◆ What to work on
Within the data that follows, how many lines carry the string "ତରକନ"? Give the number alone.

◇ ◇ ◇ ◇ ◇

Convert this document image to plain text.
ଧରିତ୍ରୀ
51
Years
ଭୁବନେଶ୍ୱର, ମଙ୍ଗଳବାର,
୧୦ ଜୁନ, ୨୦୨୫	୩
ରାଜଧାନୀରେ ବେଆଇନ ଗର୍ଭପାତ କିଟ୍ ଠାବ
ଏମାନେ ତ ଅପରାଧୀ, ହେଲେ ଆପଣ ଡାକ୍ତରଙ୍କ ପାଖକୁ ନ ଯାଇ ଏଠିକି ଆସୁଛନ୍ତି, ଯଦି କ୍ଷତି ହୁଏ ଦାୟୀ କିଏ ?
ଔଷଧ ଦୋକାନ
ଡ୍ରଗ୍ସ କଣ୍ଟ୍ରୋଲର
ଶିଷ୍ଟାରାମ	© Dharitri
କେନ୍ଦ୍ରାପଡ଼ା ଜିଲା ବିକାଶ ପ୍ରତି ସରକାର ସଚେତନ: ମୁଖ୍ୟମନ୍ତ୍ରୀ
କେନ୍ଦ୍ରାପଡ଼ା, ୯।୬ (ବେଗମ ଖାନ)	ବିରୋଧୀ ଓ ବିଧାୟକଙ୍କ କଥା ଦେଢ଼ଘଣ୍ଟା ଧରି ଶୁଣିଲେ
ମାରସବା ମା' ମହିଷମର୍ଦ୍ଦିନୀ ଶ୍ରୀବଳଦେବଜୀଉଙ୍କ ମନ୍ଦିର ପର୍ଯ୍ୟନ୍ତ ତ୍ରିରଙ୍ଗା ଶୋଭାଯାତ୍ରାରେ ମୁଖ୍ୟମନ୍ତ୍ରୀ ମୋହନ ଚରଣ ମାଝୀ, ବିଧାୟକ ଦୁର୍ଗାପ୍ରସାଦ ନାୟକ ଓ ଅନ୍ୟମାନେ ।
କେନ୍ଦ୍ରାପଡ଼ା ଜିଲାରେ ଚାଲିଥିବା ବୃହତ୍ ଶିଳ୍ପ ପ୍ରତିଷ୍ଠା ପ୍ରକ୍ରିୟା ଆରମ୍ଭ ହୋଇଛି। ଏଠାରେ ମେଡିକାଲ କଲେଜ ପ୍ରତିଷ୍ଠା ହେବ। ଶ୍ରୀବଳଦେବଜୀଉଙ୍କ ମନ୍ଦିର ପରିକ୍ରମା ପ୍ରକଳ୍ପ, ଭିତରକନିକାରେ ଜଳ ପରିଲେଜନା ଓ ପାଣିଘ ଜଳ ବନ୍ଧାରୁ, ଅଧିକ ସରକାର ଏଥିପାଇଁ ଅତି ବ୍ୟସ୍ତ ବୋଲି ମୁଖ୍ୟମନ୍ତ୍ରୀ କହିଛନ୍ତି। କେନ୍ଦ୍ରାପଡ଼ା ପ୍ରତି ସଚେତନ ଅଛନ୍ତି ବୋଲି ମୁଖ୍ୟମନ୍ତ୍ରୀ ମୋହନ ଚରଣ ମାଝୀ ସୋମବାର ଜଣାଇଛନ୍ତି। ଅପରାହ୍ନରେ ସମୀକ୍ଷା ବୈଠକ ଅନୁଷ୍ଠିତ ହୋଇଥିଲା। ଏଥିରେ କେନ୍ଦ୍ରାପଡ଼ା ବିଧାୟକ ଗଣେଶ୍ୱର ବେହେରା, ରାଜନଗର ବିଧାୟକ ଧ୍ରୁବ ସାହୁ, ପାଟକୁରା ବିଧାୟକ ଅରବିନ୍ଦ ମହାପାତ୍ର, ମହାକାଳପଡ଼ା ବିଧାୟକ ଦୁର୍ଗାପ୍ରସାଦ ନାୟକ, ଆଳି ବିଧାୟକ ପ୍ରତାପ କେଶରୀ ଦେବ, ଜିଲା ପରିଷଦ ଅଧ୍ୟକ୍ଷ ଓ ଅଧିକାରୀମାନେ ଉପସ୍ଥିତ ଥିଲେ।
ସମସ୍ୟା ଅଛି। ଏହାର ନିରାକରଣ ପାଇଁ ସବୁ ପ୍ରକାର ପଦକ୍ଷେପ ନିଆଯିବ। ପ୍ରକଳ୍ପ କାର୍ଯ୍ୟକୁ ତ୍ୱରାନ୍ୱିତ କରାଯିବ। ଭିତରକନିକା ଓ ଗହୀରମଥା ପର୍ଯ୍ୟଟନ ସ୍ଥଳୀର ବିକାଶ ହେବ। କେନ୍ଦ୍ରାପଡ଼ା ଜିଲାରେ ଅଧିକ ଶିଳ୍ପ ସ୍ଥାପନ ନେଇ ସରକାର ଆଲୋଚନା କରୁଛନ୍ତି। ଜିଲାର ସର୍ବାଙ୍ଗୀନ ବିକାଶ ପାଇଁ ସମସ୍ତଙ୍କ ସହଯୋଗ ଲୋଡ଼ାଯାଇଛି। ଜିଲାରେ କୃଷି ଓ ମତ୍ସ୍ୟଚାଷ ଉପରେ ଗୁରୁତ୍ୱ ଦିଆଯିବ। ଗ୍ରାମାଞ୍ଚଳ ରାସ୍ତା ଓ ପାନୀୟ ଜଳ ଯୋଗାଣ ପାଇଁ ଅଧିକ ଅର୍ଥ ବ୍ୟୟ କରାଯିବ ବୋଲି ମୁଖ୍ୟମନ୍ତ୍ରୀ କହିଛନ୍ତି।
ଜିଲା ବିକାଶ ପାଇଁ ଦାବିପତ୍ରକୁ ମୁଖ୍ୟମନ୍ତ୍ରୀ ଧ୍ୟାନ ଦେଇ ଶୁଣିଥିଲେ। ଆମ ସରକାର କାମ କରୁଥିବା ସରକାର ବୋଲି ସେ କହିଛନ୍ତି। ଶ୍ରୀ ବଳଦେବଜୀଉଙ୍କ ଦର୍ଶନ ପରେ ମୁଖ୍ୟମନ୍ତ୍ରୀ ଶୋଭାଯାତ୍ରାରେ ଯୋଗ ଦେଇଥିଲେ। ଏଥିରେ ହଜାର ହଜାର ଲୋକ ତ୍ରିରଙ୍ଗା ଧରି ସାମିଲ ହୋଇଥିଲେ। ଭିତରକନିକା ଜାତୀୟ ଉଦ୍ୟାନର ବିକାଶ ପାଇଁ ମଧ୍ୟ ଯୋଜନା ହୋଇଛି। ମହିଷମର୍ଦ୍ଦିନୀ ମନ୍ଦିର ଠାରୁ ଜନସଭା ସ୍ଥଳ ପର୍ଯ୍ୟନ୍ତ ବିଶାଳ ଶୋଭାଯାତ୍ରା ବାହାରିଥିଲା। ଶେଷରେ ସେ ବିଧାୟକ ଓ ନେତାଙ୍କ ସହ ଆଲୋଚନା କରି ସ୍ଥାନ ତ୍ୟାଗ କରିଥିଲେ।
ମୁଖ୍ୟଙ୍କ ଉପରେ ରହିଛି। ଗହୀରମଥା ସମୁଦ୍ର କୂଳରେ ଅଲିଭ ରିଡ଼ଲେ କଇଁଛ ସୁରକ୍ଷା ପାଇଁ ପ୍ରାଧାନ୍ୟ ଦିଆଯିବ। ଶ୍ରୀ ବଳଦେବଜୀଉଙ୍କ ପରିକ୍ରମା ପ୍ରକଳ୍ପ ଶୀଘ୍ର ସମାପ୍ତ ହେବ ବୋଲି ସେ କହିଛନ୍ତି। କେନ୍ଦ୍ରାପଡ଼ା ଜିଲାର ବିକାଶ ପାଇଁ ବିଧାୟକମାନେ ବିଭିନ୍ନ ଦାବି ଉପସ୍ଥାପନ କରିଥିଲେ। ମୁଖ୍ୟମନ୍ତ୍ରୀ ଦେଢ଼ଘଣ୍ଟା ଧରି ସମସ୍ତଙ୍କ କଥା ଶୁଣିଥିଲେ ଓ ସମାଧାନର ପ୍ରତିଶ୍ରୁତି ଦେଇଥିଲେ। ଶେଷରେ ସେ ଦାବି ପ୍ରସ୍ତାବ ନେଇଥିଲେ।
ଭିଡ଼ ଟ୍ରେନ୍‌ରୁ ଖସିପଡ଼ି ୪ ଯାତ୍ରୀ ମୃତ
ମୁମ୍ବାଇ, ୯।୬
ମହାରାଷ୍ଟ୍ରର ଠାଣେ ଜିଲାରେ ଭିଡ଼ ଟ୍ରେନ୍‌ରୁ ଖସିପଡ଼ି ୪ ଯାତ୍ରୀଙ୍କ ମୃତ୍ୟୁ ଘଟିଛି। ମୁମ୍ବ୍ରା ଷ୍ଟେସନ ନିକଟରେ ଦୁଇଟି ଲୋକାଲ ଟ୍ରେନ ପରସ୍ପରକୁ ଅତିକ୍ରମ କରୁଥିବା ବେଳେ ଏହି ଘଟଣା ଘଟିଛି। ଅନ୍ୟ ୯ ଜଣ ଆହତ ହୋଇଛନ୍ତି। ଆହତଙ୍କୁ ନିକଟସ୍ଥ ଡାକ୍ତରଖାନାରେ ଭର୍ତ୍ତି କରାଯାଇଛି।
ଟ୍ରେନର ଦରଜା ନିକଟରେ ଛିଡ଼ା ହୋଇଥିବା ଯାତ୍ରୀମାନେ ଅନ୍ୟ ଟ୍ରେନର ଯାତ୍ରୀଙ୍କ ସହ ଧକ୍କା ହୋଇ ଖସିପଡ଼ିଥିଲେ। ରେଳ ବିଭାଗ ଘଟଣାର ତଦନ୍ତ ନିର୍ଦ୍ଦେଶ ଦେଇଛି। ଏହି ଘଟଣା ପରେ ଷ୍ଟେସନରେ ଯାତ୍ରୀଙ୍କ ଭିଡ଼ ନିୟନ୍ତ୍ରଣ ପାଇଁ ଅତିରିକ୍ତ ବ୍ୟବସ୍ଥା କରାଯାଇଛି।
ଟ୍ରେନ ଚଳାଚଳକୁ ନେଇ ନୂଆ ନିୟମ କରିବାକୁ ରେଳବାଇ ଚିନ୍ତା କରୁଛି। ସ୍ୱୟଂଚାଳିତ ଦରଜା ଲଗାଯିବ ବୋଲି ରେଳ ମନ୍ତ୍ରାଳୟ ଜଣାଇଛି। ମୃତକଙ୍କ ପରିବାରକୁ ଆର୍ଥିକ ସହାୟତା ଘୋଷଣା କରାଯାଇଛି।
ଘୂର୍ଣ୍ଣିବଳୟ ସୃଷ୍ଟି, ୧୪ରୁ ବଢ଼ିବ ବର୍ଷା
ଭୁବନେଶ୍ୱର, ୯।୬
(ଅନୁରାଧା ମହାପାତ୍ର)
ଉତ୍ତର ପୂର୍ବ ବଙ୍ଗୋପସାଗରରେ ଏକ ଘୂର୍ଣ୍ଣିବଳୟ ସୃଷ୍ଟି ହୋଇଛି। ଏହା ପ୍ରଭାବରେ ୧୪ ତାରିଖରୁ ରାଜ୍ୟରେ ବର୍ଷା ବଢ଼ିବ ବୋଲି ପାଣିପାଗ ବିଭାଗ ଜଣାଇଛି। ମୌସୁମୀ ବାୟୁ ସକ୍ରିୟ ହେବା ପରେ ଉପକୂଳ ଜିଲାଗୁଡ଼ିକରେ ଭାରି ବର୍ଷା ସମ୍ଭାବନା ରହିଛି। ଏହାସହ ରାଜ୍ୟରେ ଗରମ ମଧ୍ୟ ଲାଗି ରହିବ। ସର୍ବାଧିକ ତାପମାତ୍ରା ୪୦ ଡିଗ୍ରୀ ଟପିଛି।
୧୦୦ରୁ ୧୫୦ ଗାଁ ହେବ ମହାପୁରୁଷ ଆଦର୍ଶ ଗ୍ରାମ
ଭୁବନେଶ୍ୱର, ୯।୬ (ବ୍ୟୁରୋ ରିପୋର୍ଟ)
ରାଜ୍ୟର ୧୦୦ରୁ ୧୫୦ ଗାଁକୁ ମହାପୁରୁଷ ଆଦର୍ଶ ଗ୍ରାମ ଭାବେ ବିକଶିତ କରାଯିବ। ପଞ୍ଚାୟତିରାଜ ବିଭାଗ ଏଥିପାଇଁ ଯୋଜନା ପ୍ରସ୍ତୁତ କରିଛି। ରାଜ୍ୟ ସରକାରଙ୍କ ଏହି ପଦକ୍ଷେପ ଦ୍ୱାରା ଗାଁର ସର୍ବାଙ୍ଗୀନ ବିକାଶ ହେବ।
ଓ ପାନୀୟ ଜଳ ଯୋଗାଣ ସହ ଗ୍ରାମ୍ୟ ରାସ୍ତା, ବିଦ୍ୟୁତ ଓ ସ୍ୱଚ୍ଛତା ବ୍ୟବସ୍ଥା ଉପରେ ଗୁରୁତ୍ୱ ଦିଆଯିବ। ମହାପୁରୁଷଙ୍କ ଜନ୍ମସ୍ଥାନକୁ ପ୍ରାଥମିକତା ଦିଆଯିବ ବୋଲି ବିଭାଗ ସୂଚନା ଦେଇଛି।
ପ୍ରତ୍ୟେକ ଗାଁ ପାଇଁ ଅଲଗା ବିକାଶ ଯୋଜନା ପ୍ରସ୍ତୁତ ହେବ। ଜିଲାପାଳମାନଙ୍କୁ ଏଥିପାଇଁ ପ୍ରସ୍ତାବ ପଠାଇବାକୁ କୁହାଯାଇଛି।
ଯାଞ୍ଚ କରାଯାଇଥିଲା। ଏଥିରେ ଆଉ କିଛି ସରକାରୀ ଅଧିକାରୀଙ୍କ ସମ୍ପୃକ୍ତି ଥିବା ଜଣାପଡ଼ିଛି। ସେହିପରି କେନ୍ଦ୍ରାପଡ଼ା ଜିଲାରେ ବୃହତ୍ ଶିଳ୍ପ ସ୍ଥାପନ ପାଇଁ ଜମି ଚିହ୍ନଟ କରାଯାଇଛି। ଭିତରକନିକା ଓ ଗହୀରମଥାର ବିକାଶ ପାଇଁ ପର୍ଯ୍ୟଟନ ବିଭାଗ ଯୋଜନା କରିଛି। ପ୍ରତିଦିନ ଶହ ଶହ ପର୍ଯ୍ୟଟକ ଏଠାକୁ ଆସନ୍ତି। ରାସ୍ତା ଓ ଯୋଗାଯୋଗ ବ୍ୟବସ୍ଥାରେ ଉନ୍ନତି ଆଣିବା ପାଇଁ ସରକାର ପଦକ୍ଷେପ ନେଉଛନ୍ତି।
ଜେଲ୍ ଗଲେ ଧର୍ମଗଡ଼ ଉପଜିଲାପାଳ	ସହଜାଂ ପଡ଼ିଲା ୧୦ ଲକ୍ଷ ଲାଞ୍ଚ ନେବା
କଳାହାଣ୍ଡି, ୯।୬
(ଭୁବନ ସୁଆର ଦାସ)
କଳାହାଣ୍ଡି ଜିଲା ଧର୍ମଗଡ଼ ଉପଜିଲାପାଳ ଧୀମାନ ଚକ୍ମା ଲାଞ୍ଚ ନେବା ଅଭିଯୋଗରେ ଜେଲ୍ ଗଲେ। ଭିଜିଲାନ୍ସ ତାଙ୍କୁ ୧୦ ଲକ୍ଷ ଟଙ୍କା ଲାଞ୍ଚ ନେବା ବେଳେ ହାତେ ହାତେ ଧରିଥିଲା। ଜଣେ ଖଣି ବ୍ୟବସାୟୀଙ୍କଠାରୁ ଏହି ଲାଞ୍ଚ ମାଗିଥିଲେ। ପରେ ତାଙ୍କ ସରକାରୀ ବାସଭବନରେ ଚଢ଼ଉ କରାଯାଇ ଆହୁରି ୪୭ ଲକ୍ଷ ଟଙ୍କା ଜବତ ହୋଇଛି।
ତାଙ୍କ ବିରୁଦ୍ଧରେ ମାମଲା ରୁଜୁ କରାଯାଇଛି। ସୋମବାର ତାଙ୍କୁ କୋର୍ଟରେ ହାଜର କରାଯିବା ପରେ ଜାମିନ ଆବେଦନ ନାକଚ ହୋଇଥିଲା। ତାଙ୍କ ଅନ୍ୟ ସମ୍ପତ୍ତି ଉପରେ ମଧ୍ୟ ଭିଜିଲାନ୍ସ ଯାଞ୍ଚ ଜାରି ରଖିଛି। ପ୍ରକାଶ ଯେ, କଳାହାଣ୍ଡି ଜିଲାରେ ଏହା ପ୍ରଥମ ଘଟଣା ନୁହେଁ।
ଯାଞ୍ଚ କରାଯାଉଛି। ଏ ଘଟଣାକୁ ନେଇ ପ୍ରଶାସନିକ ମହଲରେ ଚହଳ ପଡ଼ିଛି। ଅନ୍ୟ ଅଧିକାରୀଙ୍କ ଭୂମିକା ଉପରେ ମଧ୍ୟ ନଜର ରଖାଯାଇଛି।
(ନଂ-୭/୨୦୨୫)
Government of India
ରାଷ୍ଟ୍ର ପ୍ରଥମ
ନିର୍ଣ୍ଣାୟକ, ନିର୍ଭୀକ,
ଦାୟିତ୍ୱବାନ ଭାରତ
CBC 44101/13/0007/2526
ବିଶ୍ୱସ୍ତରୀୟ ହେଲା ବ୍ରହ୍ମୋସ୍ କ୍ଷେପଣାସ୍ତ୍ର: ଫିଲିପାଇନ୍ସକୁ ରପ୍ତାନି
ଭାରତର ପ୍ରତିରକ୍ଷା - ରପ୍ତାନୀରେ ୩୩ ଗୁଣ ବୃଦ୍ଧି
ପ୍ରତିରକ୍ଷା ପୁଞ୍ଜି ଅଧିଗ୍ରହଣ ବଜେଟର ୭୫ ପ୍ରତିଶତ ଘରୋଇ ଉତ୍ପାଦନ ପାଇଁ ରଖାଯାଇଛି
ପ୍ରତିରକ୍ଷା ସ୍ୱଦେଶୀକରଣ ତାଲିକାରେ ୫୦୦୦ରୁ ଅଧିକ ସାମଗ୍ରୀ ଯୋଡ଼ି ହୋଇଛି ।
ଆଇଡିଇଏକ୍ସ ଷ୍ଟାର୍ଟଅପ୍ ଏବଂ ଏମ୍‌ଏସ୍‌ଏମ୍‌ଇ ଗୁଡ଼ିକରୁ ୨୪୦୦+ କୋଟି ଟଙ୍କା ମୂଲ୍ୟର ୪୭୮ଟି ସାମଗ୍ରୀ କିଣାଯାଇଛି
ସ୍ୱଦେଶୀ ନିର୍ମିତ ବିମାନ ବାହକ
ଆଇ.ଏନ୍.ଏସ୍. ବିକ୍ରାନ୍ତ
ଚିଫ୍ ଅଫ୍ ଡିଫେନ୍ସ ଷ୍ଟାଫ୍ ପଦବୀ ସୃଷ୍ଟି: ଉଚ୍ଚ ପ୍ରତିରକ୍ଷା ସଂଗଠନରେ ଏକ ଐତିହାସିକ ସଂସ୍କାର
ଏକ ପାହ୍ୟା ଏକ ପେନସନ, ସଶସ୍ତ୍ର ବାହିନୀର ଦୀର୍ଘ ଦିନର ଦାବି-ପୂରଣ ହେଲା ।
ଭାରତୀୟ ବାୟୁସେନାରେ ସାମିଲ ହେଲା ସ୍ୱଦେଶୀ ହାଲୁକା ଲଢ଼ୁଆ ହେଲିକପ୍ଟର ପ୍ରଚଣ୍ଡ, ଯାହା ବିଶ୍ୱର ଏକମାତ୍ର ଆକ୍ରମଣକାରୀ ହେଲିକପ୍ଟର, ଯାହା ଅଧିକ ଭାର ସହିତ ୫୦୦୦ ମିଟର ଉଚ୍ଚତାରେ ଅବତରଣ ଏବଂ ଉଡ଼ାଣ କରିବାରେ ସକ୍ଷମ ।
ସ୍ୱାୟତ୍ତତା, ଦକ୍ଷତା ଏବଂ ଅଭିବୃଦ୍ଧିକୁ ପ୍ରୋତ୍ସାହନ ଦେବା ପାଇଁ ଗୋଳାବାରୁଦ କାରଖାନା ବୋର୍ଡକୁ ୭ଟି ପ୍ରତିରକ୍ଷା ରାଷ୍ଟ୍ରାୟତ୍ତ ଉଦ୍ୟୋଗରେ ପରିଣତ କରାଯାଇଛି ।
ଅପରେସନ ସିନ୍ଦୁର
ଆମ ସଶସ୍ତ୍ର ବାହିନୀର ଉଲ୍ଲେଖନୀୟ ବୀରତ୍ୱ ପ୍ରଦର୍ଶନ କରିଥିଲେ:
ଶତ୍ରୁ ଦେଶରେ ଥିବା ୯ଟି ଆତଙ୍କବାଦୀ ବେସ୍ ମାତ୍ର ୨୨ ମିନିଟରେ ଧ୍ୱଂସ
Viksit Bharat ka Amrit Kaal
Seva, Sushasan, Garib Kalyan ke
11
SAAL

◇ ◇ ◇ ◇ ◇

◆ Response to the task
4